= What you are asked to do =
Please pull out the lines below unchanged, starting at the very first one and ending at the line that contains "y-tick-label: 3 — [342, 285, 350, 300]", with both of those included.

____________

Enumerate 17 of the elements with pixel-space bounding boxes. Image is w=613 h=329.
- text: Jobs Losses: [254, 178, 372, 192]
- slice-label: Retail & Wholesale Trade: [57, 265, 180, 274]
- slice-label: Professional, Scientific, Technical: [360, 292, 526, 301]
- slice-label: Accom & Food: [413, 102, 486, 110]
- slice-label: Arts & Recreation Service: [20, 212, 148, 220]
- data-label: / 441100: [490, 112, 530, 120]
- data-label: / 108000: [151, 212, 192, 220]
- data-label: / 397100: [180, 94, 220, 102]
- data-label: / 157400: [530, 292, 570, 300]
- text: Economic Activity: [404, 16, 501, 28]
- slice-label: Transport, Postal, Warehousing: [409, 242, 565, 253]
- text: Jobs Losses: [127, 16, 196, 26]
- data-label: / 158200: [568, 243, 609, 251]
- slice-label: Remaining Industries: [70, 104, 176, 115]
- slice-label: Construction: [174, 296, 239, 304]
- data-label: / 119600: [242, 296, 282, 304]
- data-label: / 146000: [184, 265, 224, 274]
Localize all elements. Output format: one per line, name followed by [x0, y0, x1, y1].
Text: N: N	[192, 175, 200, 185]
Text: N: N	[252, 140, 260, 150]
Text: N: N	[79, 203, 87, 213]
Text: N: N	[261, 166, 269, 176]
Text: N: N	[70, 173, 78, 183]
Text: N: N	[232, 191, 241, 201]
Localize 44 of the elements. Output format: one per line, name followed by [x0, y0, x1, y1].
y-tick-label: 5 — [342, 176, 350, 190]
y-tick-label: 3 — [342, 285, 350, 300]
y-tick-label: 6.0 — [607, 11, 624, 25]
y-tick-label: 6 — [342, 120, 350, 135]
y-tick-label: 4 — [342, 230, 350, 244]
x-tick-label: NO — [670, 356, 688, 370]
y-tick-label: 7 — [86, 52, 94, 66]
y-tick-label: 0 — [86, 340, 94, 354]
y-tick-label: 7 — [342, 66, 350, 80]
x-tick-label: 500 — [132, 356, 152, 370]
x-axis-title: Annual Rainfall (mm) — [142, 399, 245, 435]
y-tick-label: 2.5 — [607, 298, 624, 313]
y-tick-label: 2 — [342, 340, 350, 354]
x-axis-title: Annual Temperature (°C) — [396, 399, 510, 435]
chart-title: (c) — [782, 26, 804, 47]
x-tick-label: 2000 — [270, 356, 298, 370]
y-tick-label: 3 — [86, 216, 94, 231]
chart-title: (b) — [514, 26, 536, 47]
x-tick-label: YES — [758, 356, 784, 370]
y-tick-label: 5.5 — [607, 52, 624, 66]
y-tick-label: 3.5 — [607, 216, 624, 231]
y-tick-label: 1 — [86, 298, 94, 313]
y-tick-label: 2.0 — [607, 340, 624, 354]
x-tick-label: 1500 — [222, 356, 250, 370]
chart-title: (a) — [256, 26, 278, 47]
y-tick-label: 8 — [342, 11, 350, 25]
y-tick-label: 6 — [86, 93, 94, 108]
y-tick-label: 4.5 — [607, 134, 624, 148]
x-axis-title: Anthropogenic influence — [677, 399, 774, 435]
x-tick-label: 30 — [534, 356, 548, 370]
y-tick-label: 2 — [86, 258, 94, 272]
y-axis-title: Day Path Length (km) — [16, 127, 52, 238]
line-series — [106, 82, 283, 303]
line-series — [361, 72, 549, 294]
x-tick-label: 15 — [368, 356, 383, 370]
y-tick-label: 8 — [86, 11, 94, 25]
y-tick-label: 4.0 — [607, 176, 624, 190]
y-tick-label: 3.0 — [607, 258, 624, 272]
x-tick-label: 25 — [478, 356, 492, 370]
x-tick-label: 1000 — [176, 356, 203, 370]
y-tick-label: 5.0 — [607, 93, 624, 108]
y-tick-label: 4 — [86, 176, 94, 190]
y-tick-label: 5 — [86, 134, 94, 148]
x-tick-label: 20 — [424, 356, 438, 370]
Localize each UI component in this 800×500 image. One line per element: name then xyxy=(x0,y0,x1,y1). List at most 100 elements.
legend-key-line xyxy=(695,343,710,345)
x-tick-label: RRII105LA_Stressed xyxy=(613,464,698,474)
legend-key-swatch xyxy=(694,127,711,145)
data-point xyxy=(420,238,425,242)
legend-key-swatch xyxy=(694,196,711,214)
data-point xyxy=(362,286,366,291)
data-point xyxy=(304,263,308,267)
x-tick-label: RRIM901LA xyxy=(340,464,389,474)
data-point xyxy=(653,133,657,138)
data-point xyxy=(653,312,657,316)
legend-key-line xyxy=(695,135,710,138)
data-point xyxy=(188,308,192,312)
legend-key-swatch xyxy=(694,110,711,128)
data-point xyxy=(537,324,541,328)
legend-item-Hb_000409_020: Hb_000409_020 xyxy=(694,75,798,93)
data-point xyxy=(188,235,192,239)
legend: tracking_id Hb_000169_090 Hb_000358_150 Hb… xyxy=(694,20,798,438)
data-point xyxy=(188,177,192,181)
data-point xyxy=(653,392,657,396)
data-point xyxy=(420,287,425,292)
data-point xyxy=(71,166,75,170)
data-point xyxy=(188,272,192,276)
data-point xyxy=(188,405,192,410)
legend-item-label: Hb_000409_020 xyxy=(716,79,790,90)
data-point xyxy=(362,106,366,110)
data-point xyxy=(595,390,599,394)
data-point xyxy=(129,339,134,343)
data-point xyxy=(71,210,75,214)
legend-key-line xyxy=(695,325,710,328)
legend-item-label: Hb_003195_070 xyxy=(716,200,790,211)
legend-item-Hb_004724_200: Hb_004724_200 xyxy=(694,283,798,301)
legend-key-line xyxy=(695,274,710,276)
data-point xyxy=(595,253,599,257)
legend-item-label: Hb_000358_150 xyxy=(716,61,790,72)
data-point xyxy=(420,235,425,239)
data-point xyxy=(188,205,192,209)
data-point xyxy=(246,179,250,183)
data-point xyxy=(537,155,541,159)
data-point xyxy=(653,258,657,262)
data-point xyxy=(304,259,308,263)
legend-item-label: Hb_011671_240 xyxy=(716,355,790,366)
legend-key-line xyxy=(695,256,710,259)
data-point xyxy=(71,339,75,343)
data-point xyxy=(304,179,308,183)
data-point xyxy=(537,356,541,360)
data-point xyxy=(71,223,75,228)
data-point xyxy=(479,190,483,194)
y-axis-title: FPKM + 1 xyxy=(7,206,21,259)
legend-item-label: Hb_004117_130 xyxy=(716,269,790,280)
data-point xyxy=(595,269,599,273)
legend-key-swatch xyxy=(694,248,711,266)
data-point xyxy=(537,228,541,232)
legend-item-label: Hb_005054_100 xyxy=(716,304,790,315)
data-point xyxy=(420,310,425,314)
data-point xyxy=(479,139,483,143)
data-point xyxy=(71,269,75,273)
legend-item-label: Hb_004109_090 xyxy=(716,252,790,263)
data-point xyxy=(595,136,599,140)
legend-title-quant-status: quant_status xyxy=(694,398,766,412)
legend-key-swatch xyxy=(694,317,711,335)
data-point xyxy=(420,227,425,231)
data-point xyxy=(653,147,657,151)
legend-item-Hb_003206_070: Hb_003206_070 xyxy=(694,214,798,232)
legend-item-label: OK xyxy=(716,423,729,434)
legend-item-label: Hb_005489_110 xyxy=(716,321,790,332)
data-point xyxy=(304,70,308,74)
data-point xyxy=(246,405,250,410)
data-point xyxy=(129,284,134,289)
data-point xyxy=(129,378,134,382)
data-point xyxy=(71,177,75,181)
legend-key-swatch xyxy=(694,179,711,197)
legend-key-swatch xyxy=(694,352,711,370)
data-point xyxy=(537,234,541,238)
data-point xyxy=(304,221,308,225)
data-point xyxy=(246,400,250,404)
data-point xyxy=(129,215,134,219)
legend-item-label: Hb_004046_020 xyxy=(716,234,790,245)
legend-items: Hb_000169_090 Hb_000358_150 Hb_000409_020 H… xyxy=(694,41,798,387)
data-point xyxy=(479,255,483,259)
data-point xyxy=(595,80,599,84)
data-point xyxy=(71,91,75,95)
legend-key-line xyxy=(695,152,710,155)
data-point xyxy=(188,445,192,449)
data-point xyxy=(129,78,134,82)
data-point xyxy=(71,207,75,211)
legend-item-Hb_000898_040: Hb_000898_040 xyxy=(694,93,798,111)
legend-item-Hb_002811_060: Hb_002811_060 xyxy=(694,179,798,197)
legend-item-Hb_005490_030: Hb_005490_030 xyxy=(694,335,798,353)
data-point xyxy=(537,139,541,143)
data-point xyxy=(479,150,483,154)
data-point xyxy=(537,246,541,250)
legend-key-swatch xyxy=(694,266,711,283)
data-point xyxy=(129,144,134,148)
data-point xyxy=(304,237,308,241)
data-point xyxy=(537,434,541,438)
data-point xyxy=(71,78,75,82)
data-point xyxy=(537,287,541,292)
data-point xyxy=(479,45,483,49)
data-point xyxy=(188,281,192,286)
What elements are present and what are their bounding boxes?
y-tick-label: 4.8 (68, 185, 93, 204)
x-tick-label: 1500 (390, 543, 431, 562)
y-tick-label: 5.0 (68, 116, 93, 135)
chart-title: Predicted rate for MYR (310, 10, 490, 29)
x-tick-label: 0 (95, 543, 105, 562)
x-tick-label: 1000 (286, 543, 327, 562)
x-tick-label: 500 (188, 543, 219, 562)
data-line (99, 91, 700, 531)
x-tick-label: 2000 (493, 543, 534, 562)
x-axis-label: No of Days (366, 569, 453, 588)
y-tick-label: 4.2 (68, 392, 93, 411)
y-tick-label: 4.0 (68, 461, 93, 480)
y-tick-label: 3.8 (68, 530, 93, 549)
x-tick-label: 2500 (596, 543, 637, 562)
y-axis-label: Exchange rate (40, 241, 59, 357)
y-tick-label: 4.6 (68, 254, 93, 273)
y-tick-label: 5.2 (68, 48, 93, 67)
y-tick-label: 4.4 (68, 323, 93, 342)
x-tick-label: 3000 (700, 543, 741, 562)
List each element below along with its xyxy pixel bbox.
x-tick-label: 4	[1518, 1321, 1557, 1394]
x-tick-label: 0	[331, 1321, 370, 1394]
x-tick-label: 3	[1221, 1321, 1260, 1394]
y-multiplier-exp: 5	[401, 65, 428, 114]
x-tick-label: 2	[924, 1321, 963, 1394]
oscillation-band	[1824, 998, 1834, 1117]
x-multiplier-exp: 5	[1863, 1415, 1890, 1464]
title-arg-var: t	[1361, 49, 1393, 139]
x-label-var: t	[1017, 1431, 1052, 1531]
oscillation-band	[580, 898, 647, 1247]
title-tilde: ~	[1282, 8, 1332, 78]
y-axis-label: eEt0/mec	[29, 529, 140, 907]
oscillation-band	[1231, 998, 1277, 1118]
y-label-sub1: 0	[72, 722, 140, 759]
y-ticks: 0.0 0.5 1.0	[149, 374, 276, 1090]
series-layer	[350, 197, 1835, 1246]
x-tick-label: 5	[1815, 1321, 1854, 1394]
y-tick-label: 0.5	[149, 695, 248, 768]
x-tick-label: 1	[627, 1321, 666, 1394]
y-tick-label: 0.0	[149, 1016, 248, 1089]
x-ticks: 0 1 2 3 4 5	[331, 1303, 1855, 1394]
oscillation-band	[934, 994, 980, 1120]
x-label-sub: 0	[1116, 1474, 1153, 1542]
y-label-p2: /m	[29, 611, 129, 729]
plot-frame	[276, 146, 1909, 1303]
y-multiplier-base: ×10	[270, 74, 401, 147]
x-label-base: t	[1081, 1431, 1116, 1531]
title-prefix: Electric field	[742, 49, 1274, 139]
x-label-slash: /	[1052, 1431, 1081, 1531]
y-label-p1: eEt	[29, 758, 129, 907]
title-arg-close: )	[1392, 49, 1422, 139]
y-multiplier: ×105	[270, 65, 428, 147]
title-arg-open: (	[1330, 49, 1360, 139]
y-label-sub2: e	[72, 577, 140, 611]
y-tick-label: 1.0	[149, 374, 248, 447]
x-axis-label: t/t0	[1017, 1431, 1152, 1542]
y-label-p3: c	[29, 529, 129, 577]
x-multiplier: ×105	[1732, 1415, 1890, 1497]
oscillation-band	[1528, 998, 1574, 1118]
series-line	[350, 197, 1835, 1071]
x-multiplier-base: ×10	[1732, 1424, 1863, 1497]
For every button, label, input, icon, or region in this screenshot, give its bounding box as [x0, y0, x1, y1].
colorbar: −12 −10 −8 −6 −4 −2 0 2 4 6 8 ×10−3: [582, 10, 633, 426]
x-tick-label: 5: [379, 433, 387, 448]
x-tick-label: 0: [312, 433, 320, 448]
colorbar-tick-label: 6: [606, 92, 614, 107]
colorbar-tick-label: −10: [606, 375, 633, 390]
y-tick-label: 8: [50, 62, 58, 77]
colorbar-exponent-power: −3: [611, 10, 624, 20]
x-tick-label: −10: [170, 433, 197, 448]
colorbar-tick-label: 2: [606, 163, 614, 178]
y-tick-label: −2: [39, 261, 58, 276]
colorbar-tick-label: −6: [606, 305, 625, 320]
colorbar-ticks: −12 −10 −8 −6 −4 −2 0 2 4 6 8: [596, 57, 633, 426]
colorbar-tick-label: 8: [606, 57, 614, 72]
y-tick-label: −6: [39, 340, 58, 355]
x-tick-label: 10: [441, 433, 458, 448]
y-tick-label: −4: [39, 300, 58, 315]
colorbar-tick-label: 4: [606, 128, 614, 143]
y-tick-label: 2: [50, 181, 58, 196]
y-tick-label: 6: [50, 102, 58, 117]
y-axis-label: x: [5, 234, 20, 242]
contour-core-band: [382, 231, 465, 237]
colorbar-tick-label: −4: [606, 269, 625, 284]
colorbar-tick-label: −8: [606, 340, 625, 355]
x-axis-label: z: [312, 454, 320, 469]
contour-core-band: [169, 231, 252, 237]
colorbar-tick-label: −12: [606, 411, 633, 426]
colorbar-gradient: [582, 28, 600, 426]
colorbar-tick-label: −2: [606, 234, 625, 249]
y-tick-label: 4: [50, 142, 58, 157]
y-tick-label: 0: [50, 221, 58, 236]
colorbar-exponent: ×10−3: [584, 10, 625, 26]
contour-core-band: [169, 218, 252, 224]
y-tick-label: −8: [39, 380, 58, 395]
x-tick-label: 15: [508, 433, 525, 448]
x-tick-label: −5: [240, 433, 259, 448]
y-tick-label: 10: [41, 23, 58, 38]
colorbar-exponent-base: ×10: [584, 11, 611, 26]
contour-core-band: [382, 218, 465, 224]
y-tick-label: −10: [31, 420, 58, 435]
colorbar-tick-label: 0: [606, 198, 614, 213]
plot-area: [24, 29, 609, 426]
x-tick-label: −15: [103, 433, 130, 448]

____________

= Task solution =
Enumerate 17 of the elements with pixel-space bounding boxes. Image is w=613 h=329.
- text: Jobs Losses: [254, 178, 372, 192]
- slice-label: Retail & Wholesale Trade: [57, 265, 180, 274]
- slice-label: Professional, Scientific, Technical: [360, 292, 526, 301]
- slice-label: Accom & Food: [413, 102, 486, 110]
- slice-label: Arts & Recreation Service: [20, 212, 148, 220]
- data-label: / 441100: [490, 112, 530, 120]
- data-label: / 108000: [151, 212, 192, 220]
- data-label: / 397100: [180, 94, 220, 102]
- data-label: / 157400: [530, 292, 570, 300]
- text: Economic Activity: [404, 16, 501, 28]
- slice-label: Transport, Postal, Warehousing: [409, 242, 565, 253]
- text: Jobs Losses: [127, 16, 196, 26]
- data-label: / 158200: [568, 243, 609, 251]
- slice-label: Remaining Industries: [70, 104, 176, 115]
- slice-label: Construction: [174, 296, 239, 304]
- data-label: / 119600: [242, 296, 282, 304]
- data-label: / 146000: [184, 265, 224, 274]
Localize all elements. Output format: one per line, name followed by [x0, y0, x1, y1].
Text: N: N	[192, 175, 200, 185]
Text: N: N	[252, 140, 260, 150]
Text: N: N	[79, 203, 87, 213]
Text: N: N	[261, 166, 269, 176]
Text: N: N	[70, 173, 78, 183]
Text: N: N	[232, 191, 241, 201]
Localize 44 of the elements. Output format: one per line, name followed by [x0, y0, x1, y1].
y-tick-label: 5 — [342, 176, 350, 190]
y-tick-label: 3 — [342, 285, 350, 300]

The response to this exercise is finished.